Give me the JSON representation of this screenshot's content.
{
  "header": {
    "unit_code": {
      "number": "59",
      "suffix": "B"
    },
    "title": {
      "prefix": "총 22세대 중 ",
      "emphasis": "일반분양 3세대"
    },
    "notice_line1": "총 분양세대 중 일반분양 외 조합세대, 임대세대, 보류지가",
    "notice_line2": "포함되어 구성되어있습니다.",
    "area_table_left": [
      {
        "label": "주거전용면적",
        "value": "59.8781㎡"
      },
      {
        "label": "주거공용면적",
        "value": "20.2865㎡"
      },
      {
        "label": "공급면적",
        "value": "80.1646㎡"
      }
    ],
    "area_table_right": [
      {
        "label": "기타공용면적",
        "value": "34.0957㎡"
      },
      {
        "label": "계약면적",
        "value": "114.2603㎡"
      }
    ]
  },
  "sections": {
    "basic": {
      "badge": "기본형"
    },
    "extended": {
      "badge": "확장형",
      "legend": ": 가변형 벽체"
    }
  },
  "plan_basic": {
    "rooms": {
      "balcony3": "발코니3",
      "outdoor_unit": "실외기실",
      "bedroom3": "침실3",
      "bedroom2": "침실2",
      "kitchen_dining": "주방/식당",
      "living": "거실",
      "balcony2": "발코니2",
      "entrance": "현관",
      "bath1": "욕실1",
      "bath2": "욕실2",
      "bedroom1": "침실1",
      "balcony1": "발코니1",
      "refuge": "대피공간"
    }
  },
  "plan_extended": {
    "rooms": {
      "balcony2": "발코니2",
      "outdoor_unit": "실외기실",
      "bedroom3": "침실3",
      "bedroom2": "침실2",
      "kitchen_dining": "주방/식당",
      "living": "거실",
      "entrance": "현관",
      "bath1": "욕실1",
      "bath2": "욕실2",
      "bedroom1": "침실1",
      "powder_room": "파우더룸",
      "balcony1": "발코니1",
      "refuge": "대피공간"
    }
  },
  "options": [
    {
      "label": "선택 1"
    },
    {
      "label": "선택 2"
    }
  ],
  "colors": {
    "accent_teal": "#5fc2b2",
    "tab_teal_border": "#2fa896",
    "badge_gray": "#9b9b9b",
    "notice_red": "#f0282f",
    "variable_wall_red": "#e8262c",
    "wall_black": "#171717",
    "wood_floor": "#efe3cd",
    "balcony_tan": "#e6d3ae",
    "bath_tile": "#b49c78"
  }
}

PROBLEM DETAILS - Copy every record exactly as presented.

WRITTEN ANSWER -
Give me the JSON representation of this screenshot's content.
{
  "header": {
    "unit_code": {
      "number": "59",
      "suffix": "B"
    },
    "title": {
      "prefix": "총 22세대 중 ",
      "emphasis": "일반분양 3세대"
    },
    "notice_line1": "총 분양세대 중 일반분양 외 조합세대, 임대세대, 보류지가",
    "notice_line2": "포함되어 구성되어있습니다.",
    "area_table_left": [
      {
        "label": "주거전용면적",
        "value": "59.8781㎡"
      },
      {
        "label": "주거공용면적",
        "value": "20.2865㎡"
      },
      {
        "label": "공급면적",
        "value": "80.1646㎡"
      }
    ],
    "area_table_right": [
      {
        "label": "기타공용면적",
        "value": "34.0957㎡"
      },
      {
        "label": "계약면적",
        "value": "114.2603㎡"
      }
    ]
  },
  "sections": {
    "basic": {
      "badge": "기본형"
    },
    "extended": {
      "badge": "확장형",
      "legend": ": 가변형 벽체"
    }
  },
  "plan_basic": {
    "rooms": {
      "balcony3": "발코니3",
      "outdoor_unit": "실외기실",
      "bedroom3": "침실3",
      "bedroom2": "침실2",
      "kitchen_dining": "주방/식당",
      "living": "거실",
      "balcony2": "발코니2",
      "entrance": "현관",
      "bath1": "욕실1",
      "bath2": "욕실2",
      "bedroom1": "침실1",
      "balcony1": "발코니1",
      "refuge": "대피공간"
    }
  },
  "plan_extended": {
    "rooms": {
      "balcony2": "발코니2",
      "outdoor_unit": "실외기실",
      "bedroom3": "침실3",
      "bedroom2": "침실2",
      "kitchen_dining": "주방/식당",
      "living": "거실",
      "entrance": "현관",
      "bath1": "욕실1",
      "bath2": "욕실2",
      "bedroom1": "침실1",
      "powder_room": "파우더룸",
      "balcony1": "발코니1",
      "refuge": "대피공간"
    }
  },
  "options": [
    {
      "label": "선택 1"
    },
    {
      "label": "선택 2"
    }
  ],
  "colors": {
    "accent_teal": "#5fc2b2",
    "tab_teal_border": "#2fa896",
    "badge_gray": "#9b9b9b",
    "notice_red": "#f0282f",
    "variable_wall_red": "#e8262c",
    "wall_black": "#171717",
    "wood_floor": "#efe3cd",
    "balcony_tan": "#e6d3ae",
    "bath_tile": "#b49c78"
  }
}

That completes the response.